* WHAT TO PRODUCE *
Print the passage of the Pompeii frescoes article word for word, starting with "The frescoes, dating" and going on through "an elegant pose.".

* EXTRACTED TEXT *

Three stolen Pompeii frescoes found

1st-century BC artifacts belonged to private collection

Rome, 27 May 2015, 18:03

Redazione ANSA

ANSACheck

- ALL RIGHTS RESERVED

-     ALL RIGHTS RESERVED
- ALL RIGHTS RESERVED

Carabinieri police have recovered three frescoes stolen from the ancient archeological area of Pompei in the 1950s and until now part of the private collection of a deceased United States businessman, sources said on Tuesday.
    The frescoes, dating from the first century BC and featuring two women and a man, were due to be put up for auction.
    One of the frescoes shows a young woman with an amorino or cupid on her shoulder.
    Another shows a woman wearing a long red cloak and carrying a wine goblet called 'oinochoe'.
    The third shows a man in an elegant pose.
    They belonged to a group of six frescoes that were plundered from the Pompeii archaeological superintendent's office in 1957.
    Italy's crack art cops, the Carabinieri unit for the protection of cultural heritage, have already recovered the others in Europe and the United States.
    One was a peacock found in Switzerland, another a portrait of Dionysus found in the UK and the other a ministering priestess recovered in the US.

* DATA BLOCK *
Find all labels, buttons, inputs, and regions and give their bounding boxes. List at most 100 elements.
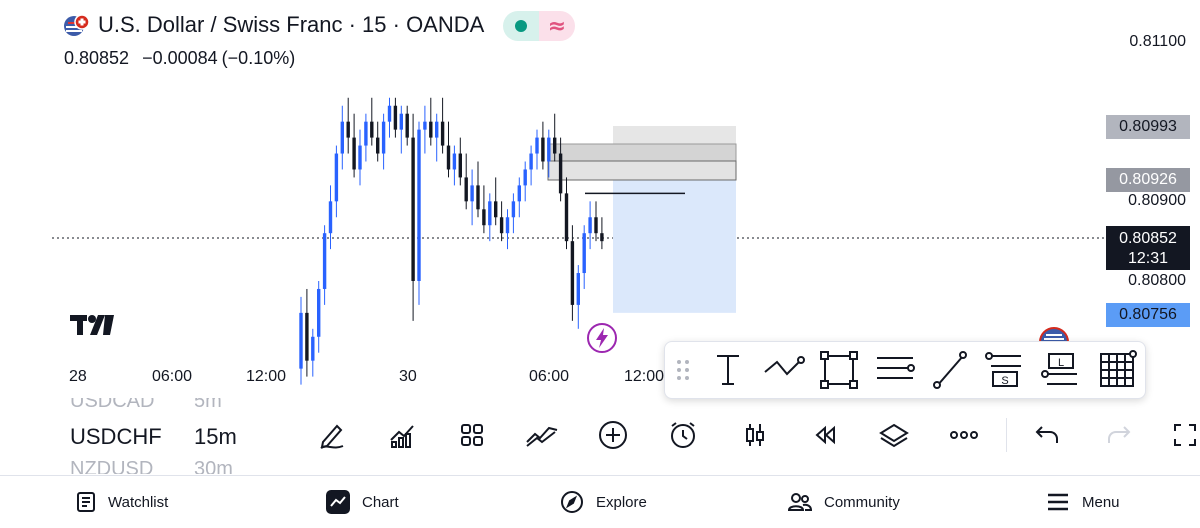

* OUTPUT FOR THIS TASK *
The frescoes, dating from the first century BC and featuring two women and a man, were due to be put up for auction.
    One of the frescoes shows a young woman with an amorino or cupid on her shoulder.
    Another shows a woman wearing a long red cloak and carrying a wine goblet called 'oinochoe'.
    The third shows a man in an elegant pose.